:: Figure content listings ::

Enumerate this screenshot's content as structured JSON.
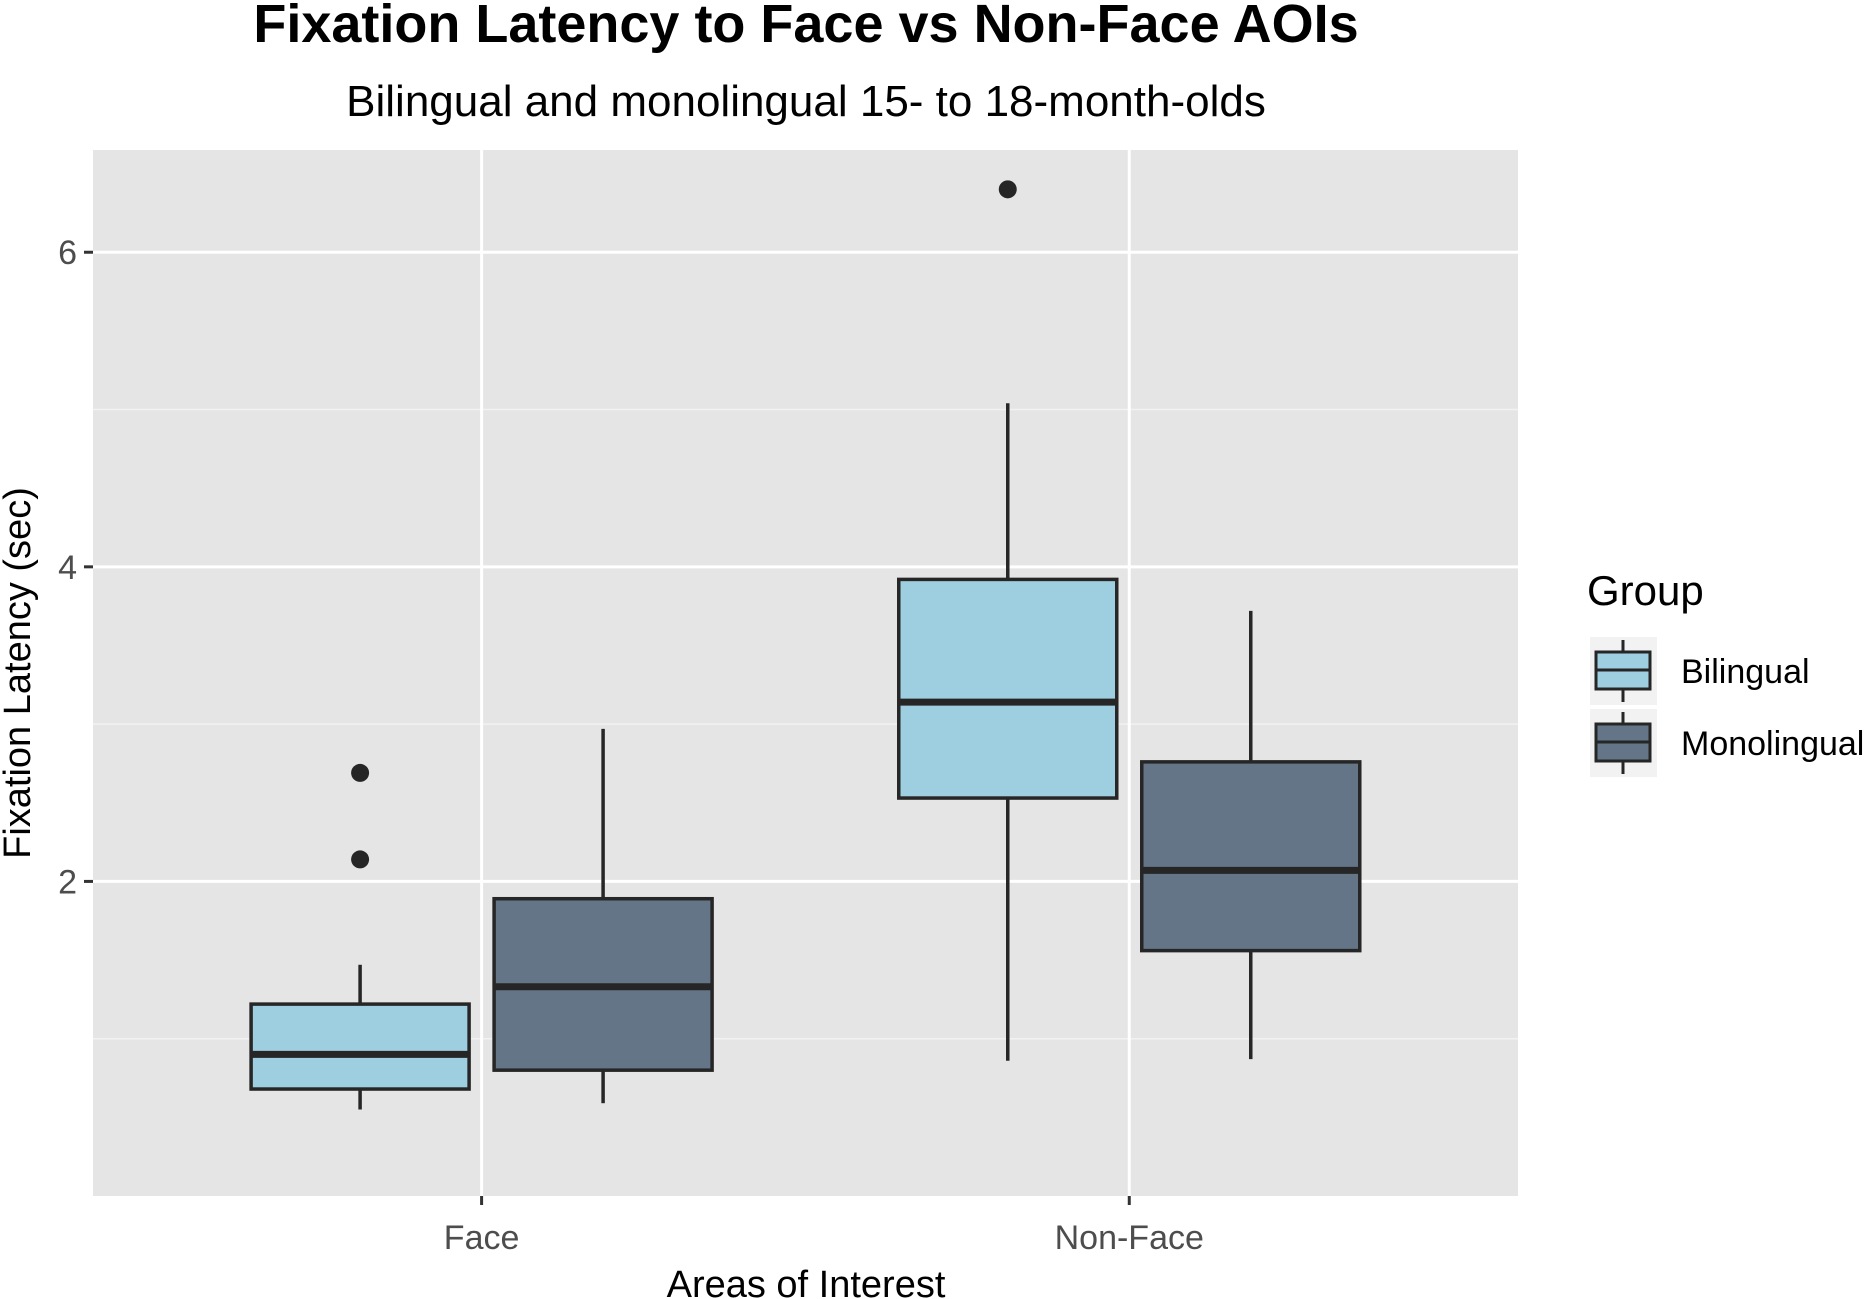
{
  "chart_data": {
    "type": "boxplot",
    "title": "Fixation Latency to Face vs Non-Face AOIs",
    "subtitle": "Bilingual and monolingual 15- to 18-month-olds",
    "xlabel": "Areas of Interest",
    "ylabel": "Fixation Latency (sec)",
    "categories": [
      "Face",
      "Non-Face"
    ],
    "ylim": [
      0.0,
      6.65
    ],
    "yticks": [
      2,
      4,
      6
    ],
    "grid": true,
    "legend": {
      "title": "Group",
      "position": "right"
    },
    "series": [
      {
        "name": "Bilingual",
        "color": "#9ecfe0",
        "boxes": [
          {
            "category": "Face",
            "whisker_low": 0.55,
            "q1": 0.68,
            "median": 0.9,
            "q3": 1.22,
            "whisker_high": 1.47,
            "outliers": [
              2.14,
              2.69
            ]
          },
          {
            "category": "Non-Face",
            "whisker_low": 0.86,
            "q1": 2.53,
            "median": 3.14,
            "q3": 3.92,
            "whisker_high": 5.04,
            "outliers": [
              6.4
            ]
          }
        ]
      },
      {
        "name": "Monolingual",
        "color": "#637587",
        "boxes": [
          {
            "category": "Face",
            "whisker_low": 0.59,
            "q1": 0.8,
            "median": 1.33,
            "q3": 1.89,
            "whisker_high": 2.97,
            "outliers": []
          },
          {
            "category": "Non-Face",
            "whisker_low": 0.87,
            "q1": 1.56,
            "median": 2.07,
            "q3": 2.76,
            "whisker_high": 3.72,
            "outliers": []
          }
        ]
      }
    ]
  }
}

:: TASK DIRECTIONS ::
Determine the number of lines in these entries that contain the word "median", and write only that number.

:: RESPONSE FOR THIS EXERCISE ::
4